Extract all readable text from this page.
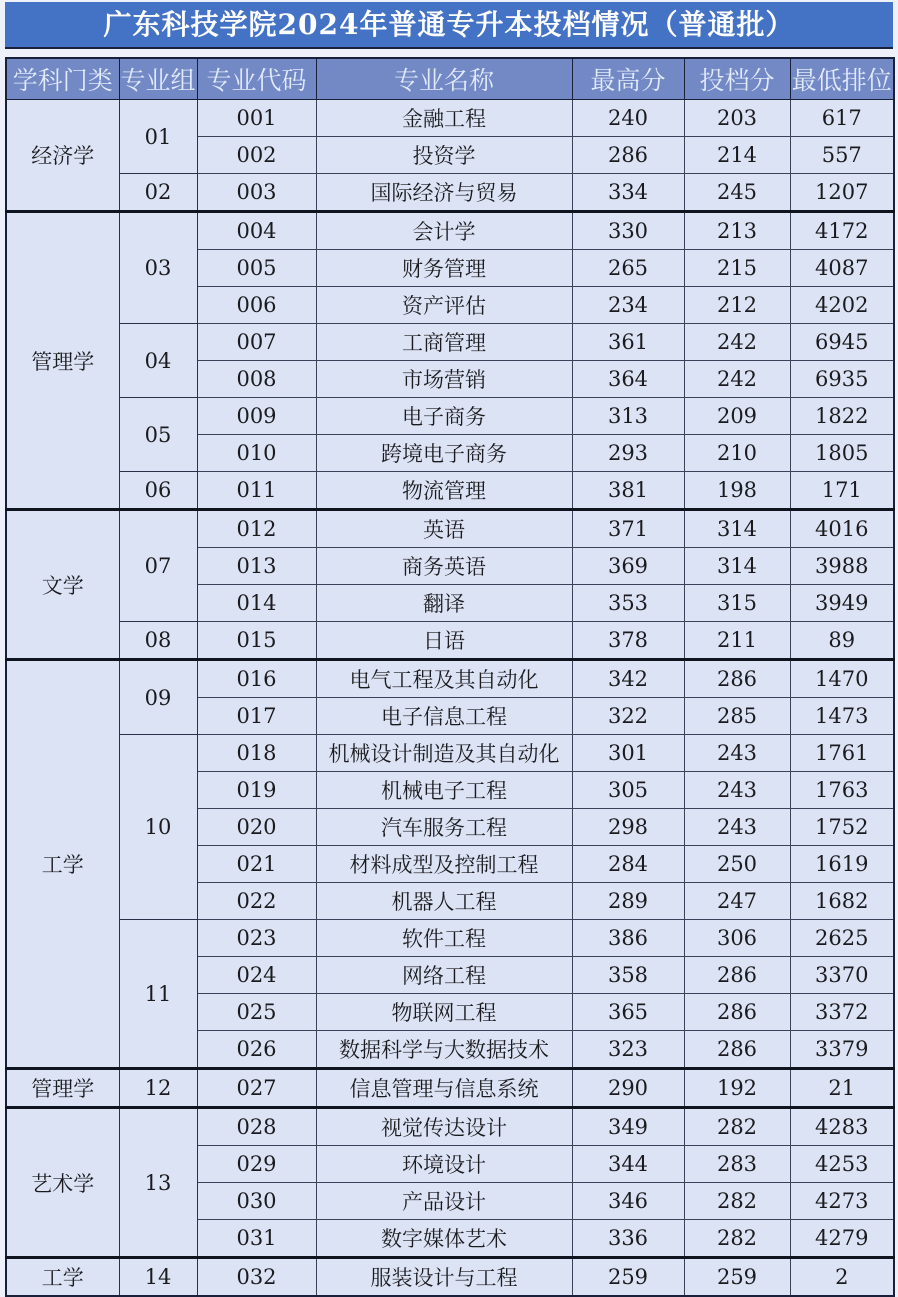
广东科技学院2024年普通专升本投档情况（普通批）
学科门类	专业组	专业代码	专业名称	最高分	投档分	最低排位
经济学	01	001	金融工程	240	203	617
		002	投资学	286	214	557
	02	003	国际经济与贸易	334	245	1207
管理学	03	004	会计学	330	213	4172
		005	财务管理	265	215	4087
		006	资产评估	234	212	4202
	04	007	工商管理	361	242	6945
		008	市场营销	364	242	6935
	05	009	电子商务	313	209	1822
		010	跨境电子商务	293	210	1805
	06	011	物流管理	381	198	171
文学	07	012	英语	371	314	4016
		013	商务英语	369	314	3988
		014	翻译	353	315	3949
	08	015	日语	378	211	89
工学	09	016	电气工程及其自动化	342	286	1470
		017	电子信息工程	322	285	1473
	10	018	机械设计制造及其自动化	301	243	1761
		019	机械电子工程	305	243	1763
		020	汽车服务工程	298	243	1752
		021	材料成型及控制工程	284	250	1619
		022	机器人工程	289	247	1682
	11	023	软件工程	386	306	2625
		024	网络工程	358	286	3370
		025	物联网工程	365	286	3372
		026	数据科学与大数据技术	323	286	3379
管理学	12	027	信息管理与信息系统	290	192	21
艺术学	13	028	视觉传达设计	349	282	4283
		029	环境设计	344	283	4253
		030	产品设计	346	282	4273
		031	数字媒体艺术	336	282	4279
工学	14	032	服装设计与工程	259	259	2
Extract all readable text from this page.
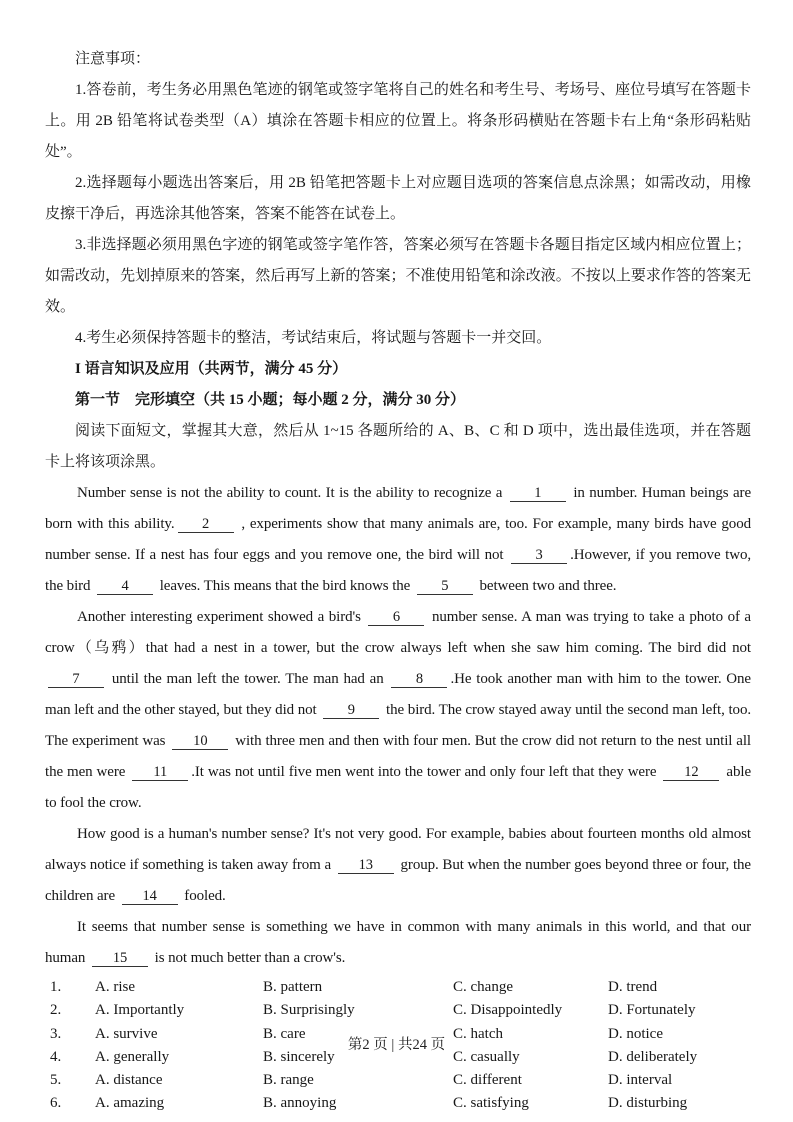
注意事项：

1.答卷前，考生务必用黑色笔迹的钢笔或签字笔将自己的姓名和考生号、考场号、座位号填写在答题卡上。用 2B 铅笔将试卷类型（A）填涂在答题卡相应的位置上。将条形码横贴在答题卡右上角“条形码粘贴处”。

2.选择题每小题选出答案后，用 2B 铅笔把答题卡上对应题目选项的答案信息点涂黑；如需改动，用橡皮擦干净后，再选涂其他答案，答案不能答在试卷上。

3.非选择题必须用黑色字迹的钢笔或签字笔作答，答案必须写在答题卡各题目指定区域内相应位置上；如需改动，先划掉原来的答案，然后再写上新的答案；不准使用铅笔和涂改液。不按以上要求作答的答案无效。

4.考生必须保持答题卡的整洁，考试结束后，将试题与答题卡一并交回。

I 语言知识及应用（共两节，满分 45 分）

第一节　完形填空（共 15 小题；每小题 2 分，满分 30 分）

阅读下面短文，掌握其大意，然后从 1~15 各题所给的 A、B、C 和 D 项中，选出最佳选项，并在答题卡上将该项涂黑。

Number sense is not the ability to count. It is the ability to recognize a 1 in number. Human beings are born with this ability. 2 , experiments show that many animals are, too. For example, many birds have good number sense. If a nest has four eggs and you remove one, the bird will not 3 .However, if you remove two, the bird 4 leaves. This means that the bird knows the 5 between two and three.

Another interesting experiment showed a bird's 6 number sense. A man was trying to take a photo of a crow（乌鸦）that had a nest in a tower, but the crow always left when she saw him coming. The bird did not 7 until the man left the tower. The man had an 8 .He took another man with him to the tower. One man left and the other stayed, but they did not 9 the bird. The crow stayed away until the second man left, too. The experiment was 10 with three men and then with four men. But the crow did not return to the nest until all the men were 11 .It was not until five men went into the tower and only four left that they were 12 able to fool the crow.

How good is a human's number sense? It's not very good. For example, babies about fourteen months old almost always notice if something is taken away from a 13 group. But when the number goes beyond three or four, the children are 14 fooled.

It seems that number sense is something we have in common with many animals in this world, and that our human 15 is not much better than a crow's.

1.	A. rise	B. pattern	C. change	D. trend
2.	A. Importantly	B. Surprisingly	C. Disappointedly	D. Fortunately
3.	A. survive	B. care	C. hatch	D. notice
4.	A. generally	B. sincerely	C. casually	D. deliberately
5.	A. distance	B. range	C. different	D. interval
6.	A. amazing	B. annoying	C. satisfying	D. disturbing
第2 页 | 共24 页
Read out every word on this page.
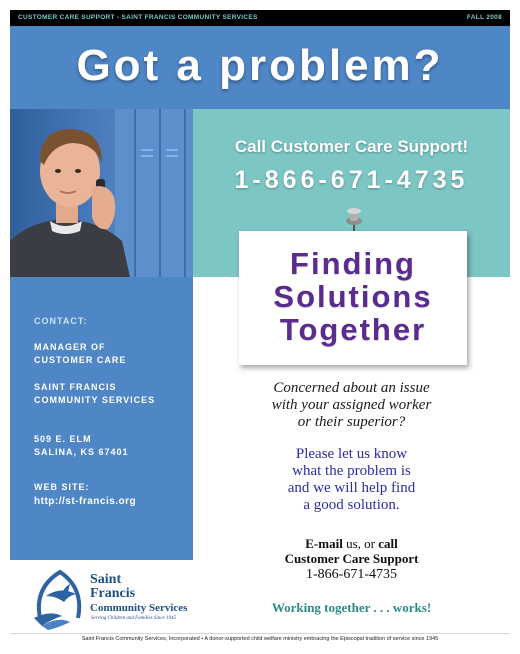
CUSTOMER CARE SUPPORT - SAINT FRANCIS COMMUNITY SERVICES	FALL 2008
Got a problem?
Call Customer Care Support!
1-866-671-4735
CONTACT:
MANAGER OF
CUSTOMER CARE
SAINT FRANCIS
COMMUNITY SERVICES
509 E. ELM
SALINA, KS 67401
WEB SITE:
http://st-francis.org
Saint
Francis
Community Services
Serving Children and Families Since 1945
Finding
Solutions
Together
Concerned about an issue
with your assigned worker
or their superior?
Please let us know
what the problem is
and we will help find
a good solution.
E-mail us, or call
Customer Care Support
1-866-671-4735
Working together . . . works!
Saint Francis Community Services, Incorporated • A donor-supported child welfare ministry embracing the Episcopal tradition of service since 1945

Job.
Give every record back exactly as it reads, with no images.

Written response.
Extract all readable text from this page.
广东科技学院2024年普通专升本投档情况（普通批）
学科门类	专业组	专业代码	专业名称	最高分	投档分	最低排位
经济学	01	001	金融工程	240	203	617
		002	投资学	286	214	557
	02	003	国际经济与贸易	334	245	1207
管理学	03	004	会计学	330	213	4172
		005	财务管理	265	215	4087
		006	资产评估	234	212	4202
	04	007	工商管理	361	242	6945
		008	市场营销	364	242	6935
	05	009	电子商务	313	209	1822
		010	跨境电子商务	293	210	1805
	06	011	物流管理	381	198	171
文学	07	012	英语	371	314	4016
		013	商务英语	369	314	3988
		014	翻译	353	315	3949
	08	015	日语	378	211	89
工学	09	016	电气工程及其自动化	342	286	1470
		017	电子信息工程	322	285	1473
	10	018	机械设计制造及其自动化	301	243	1761
		019	机械电子工程	305	243	1763
		020	汽车服务工程	298	243	1752
		021	材料成型及控制工程	284	250	1619
		022	机器人工程	289	247	1682
	11	023	软件工程	386	306	2625
		024	网络工程	358	286	3370
		025	物联网工程	365	286	3372
		026	数据科学与大数据技术	323	286	3379
管理学	12	027	信息管理与信息系统	290	192	21
艺术学	13	028	视觉传达设计	349	282	4283
		029	环境设计	344	283	4253
		030	产品设计	346	282	4273
		031	数字媒体艺术	336	282	4279
工学	14	032	服装设计与工程	259	259	2
Extract all readable text from this page.
注意事项：

1.答卷前，考生务必用黑色笔迹的钢笔或签字笔将自己的姓名和考生号、考场号、座位号填写在答题卡上。用 2B 铅笔将试卷类型（A）填涂在答题卡相应的位置上。将条形码横贴在答题卡右上角“条形码粘贴处”。

2.选择题每小题选出答案后，用 2B 铅笔把答题卡上对应题目选项的答案信息点涂黑；如需改动，用橡皮擦干净后，再选涂其他答案，答案不能答在试卷上。

3.非选择题必须用黑色字迹的钢笔或签字笔作答，答案必须写在答题卡各题目指定区域内相应位置上；如需改动，先划掉原来的答案，然后再写上新的答案；不准使用铅笔和涂改液。不按以上要求作答的答案无效。

4.考生必须保持答题卡的整洁，考试结束后，将试题与答题卡一并交回。

I 语言知识及应用（共两节，满分 45 分）

第一节　完形填空（共 15 小题；每小题 2 分，满分 30 分）

阅读下面短文，掌握其大意，然后从 1~15 各题所给的 A、B、C 和 D 项中，选出最佳选项，并在答题卡上将该项涂黑。

Number sense is not the ability to count. It is the ability to recognize a 1 in number. Human beings are born with this ability. 2 , experiments show that many animals are, too. For example, many birds have good number sense. If a nest has four eggs and you remove one, the bird will not 3 .However, if you remove two, the bird 4 leaves. This means that the bird knows the 5 between two and three.

Another interesting experiment showed a bird's 6 number sense. A man was trying to take a photo of a crow（乌鸦）that had a nest in a tower, but the crow always left when she saw him coming. The bird did not 7 until the man left the tower. The man had an 8 .He took another man with him to the tower. One man left and the other stayed, but they did not 9 the bird. The crow stayed away until the second man left, too. The experiment was 10 with three men and then with four men. But the crow did not return to the nest until all the men were 11 .It was not until five men went into the tower and only four left that they were 12 able to fool the crow.

How good is a human's number sense? It's not very good. For example, babies about fourteen months old almost always notice if something is taken away from a 13 group. But when the number goes beyond three or four, the children are 14 fooled.

It seems that number sense is something we have in common with many animals in this world, and that our human 15 is not much better than a crow's.

1.	A. rise	B. pattern	C. change	D. trend
2.	A. Importantly	B. Surprisingly	C. Disappointedly	D. Fortunately
3.	A. survive	B. care	C. hatch	D. notice
4.	A. generally	B. sincerely	C. casually	D. deliberately
5.	A. distance	B. range	C. different	D. interval
6.	A. amazing	B. annoying	C. satisfying	D. disturbing
第2 页 | 共24 页
Read out every word on this page.
CUSTOMER CARE SUPPORT - SAINT FRANCIS COMMUNITY SERVICES	FALL 2008
Got a problem?
Call Customer Care Support!
1-866-671-4735
CONTACT:
MANAGER OF
CUSTOMER CARE
SAINT FRANCIS
COMMUNITY SERVICES
509 E. ELM
SALINA, KS 67401
WEB SITE:
http://st-francis.org
Saint
Francis
Community Services
Serving Children and Families Since 1945
Finding
Solutions
Together
Concerned about an issue
with your assigned worker
or their superior?
Please let us know
what the problem is
and we will help find
a good solution.
E-mail us, or call
Customer Care Support
1-866-671-4735
Working together . . . works!
Saint Francis Community Services, Incorporated • A donor-supported child welfare ministry embracing the Episcopal tradition of service since 1945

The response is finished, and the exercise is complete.